**Given data**
+ + + +
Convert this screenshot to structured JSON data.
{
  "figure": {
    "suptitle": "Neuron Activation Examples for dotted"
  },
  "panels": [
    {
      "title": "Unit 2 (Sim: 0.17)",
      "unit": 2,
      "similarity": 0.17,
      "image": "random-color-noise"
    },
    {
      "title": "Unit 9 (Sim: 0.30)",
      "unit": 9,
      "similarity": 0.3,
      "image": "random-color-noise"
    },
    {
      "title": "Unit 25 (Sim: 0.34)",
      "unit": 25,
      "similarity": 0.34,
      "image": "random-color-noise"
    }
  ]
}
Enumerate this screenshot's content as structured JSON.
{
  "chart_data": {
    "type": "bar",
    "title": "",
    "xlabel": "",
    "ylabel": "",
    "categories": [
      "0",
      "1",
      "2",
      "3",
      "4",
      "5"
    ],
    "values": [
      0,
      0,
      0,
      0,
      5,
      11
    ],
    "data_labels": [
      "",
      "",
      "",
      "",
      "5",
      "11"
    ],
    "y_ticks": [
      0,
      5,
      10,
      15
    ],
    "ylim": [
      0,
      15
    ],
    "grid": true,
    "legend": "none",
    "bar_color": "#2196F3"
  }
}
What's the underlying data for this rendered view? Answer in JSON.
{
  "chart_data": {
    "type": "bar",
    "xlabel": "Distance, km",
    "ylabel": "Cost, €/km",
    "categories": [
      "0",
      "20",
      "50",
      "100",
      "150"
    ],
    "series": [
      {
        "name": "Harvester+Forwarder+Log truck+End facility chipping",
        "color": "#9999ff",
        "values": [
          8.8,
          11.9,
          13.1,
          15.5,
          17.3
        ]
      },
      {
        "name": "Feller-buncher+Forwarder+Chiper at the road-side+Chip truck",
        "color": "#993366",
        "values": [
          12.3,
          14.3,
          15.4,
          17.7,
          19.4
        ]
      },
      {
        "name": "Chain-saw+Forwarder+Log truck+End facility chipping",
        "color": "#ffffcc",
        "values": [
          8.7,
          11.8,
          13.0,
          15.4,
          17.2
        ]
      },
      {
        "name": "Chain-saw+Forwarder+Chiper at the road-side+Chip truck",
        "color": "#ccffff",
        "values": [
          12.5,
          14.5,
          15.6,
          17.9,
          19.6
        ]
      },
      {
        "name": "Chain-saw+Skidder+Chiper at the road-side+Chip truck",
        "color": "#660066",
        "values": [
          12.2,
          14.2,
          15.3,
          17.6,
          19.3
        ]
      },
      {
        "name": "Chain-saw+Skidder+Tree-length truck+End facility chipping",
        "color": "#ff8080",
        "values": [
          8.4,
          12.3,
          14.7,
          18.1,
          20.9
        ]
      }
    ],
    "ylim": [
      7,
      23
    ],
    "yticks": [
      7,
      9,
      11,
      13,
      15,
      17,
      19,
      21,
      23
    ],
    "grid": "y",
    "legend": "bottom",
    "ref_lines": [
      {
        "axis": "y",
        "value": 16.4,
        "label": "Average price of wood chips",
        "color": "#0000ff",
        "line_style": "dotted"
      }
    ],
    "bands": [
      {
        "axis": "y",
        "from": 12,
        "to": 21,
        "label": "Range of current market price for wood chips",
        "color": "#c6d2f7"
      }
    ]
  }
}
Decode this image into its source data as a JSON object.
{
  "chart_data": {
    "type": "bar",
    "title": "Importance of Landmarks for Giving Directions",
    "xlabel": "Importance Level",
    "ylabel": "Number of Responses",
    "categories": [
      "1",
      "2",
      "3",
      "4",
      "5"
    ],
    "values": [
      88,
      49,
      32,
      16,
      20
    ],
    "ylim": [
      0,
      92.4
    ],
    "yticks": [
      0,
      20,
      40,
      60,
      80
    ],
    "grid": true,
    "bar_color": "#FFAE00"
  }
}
+ + + +
**What the exercise asks**
Which lines hold the string "screenshot"? List them all.

**Exercise response**
Convert this screenshot to structured JSON data.
Enumerate this screenshot's content as structured JSON.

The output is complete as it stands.